=== What the task asks ===
For the copy, please give all of the data again exactly and leave the pictures out.

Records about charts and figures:
########
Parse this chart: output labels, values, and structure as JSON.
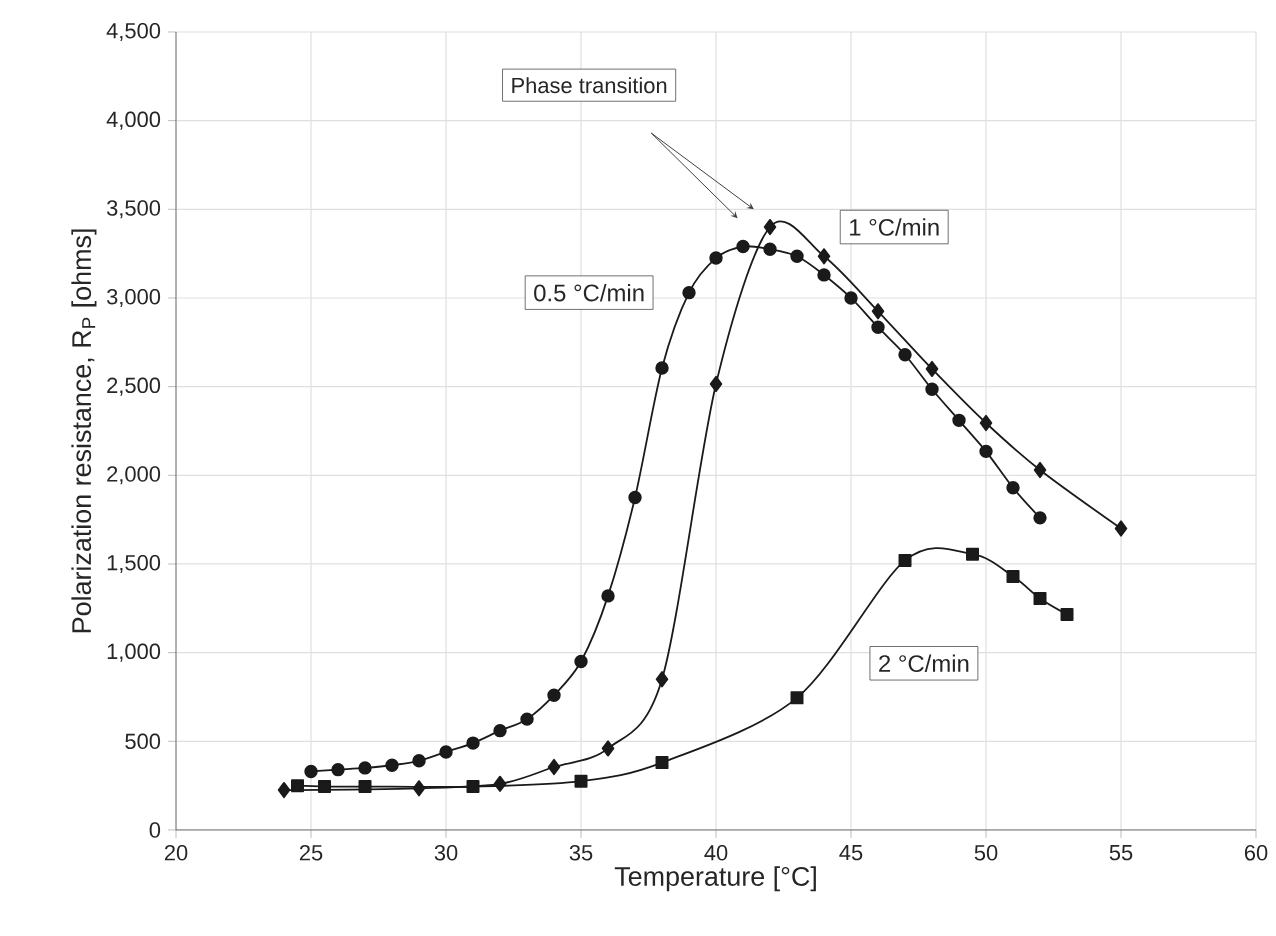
{
  "chart_data": {
    "type": "line",
    "xlabel": "Temperature [°C]",
    "ylabel": "Polarization resistance, R$_{P}$ [ohms]",
    "xlim": [
      20,
      60
    ],
    "xticks": [
      20,
      25,
      30,
      35,
      40,
      45,
      50,
      55,
      60
    ],
    "ylim": [
      0,
      4500
    ],
    "yticks": [
      0,
      {
        "value": 500,
        "label": "500"
      },
      {
        "value": 1000,
        "label": "1,000"
      },
      {
        "value": 1500,
        "label": "1,500"
      },
      {
        "value": 2000,
        "label": "2,000"
      },
      {
        "value": 2500,
        "label": "2,500"
      },
      {
        "value": 3000,
        "label": "3,000"
      },
      {
        "value": 3500,
        "label": "3,500"
      },
      {
        "value": 4000,
        "label": "4,000"
      },
      {
        "value": 4500,
        "label": "4,500"
      }
    ],
    "grid": true,
    "legend": false,
    "annotations": [
      "Phase transition"
    ],
    "series": [
      {
        "name": "0.5 °C/min",
        "color": "#1a1a1a",
        "marker": "circle",
        "x": [
          25,
          26,
          27,
          28,
          29,
          30,
          31,
          32,
          33,
          34,
          35,
          36,
          37,
          38,
          39,
          40,
          41,
          42,
          43,
          44,
          45,
          46,
          47,
          48,
          49,
          50,
          51,
          52
        ],
        "values": [
          330,
          340,
          350,
          365,
          390,
          440,
          490,
          560,
          625,
          760,
          950,
          1320,
          1875,
          2605,
          3030,
          3225,
          3290,
          3275,
          3235,
          3130,
          3000,
          2835,
          2680,
          2485,
          2310,
          2135,
          1930,
          1760
        ]
      },
      {
        "name": "1 °C/min",
        "color": "#1a1a1a",
        "marker": "diamond",
        "x": [
          24,
          29,
          32,
          34,
          36,
          38,
          40,
          42,
          44,
          46,
          48,
          50,
          52,
          55
        ],
        "values": [
          225,
          235,
          260,
          355,
          460,
          850,
          2515,
          3400,
          3235,
          2925,
          2600,
          2295,
          2030,
          1700
        ]
      },
      {
        "name": "2 °C/min",
        "color": "#1a1a1a",
        "marker": "square",
        "x": [
          24.5,
          25.5,
          27,
          31,
          35,
          38,
          43,
          47,
          49.5,
          51,
          52,
          53
        ],
        "values": [
          250,
          245,
          245,
          245,
          275,
          380,
          745,
          1520,
          1555,
          1430,
          1305,
          1215
        ]
      }
    ]
  }
}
########
=== Exercise solution ===
Parse this chart: output labels, values, and structure as JSON.
{
  "chart_data": {
    "type": "line",
    "xlabel": "Temperature [°C]",
    "ylabel": "Polarization resistance, R$_{P}$ [ohms]",
    "xlim": [
      20,
      60
    ],
    "xticks": [
      20,
      25,
      30,
      35,
      40,
      45,
      50,
      55,
      60
    ],
    "ylim": [
      0,
      4500
    ],
    "yticks": [
      0,
      {
        "value": 500,
        "label": "500"
      },
      {
        "value": 1000,
        "label": "1,000"
      },
      {
        "value": 1500,
        "label": "1,500"
      },
      {
        "value": 2000,
        "label": "2,000"
      },
      {
        "value": 2500,
        "label": "2,500"
      },
      {
        "value": 3000,
        "label": "3,000"
      },
      {
        "value": 3500,
        "label": "3,500"
      },
      {
        "value": 4000,
        "label": "4,000"
      },
      {
        "value": 4500,
        "label": "4,500"
      }
    ],
    "grid": true,
    "legend": false,
    "annotations": [
      "Phase transition"
    ],
    "series": [
      {
        "name": "0.5 °C/min",
        "color": "#1a1a1a",
        "marker": "circle",
        "x": [
          25,
          26,
          27,
          28,
          29,
          30,
          31,
          32,
          33,
          34,
          35,
          36,
          37,
          38,
          39,
          40,
          41,
          42,
          43,
          44,
          45,
          46,
          47,
          48,
          49,
          50,
          51,
          52
        ],
        "values": [
          330,
          340,
          350,
          365,
          390,
          440,
          490,
          560,
          625,
          760,
          950,
          1320,
          1875,
          2605,
          3030,
          3225,
          3290,
          3275,
          3235,
          3130,
          3000,
          2835,
          2680,
          2485,
          2310,
          2135,
          1930,
          1760
        ]
      },
      {
        "name": "1 °C/min",
        "color": "#1a1a1a",
        "marker": "diamond",
        "x": [
          24,
          29,
          32,
          34,
          36,
          38,
          40,
          42,
          44,
          46,
          48,
          50,
          52,
          55
        ],
        "values": [
          225,
          235,
          260,
          355,
          460,
          850,
          2515,
          3400,
          3235,
          2925,
          2600,
          2295,
          2030,
          1700
        ]
      },
      {
        "name": "2 °C/min",
        "color": "#1a1a1a",
        "marker": "square",
        "x": [
          24.5,
          25.5,
          27,
          31,
          35,
          38,
          43,
          47,
          49.5,
          51,
          52,
          53
        ],
        "values": [
          250,
          245,
          245,
          245,
          275,
          380,
          745,
          1520,
          1555,
          1430,
          1305,
          1215
        ]
      }
    ]
  }
}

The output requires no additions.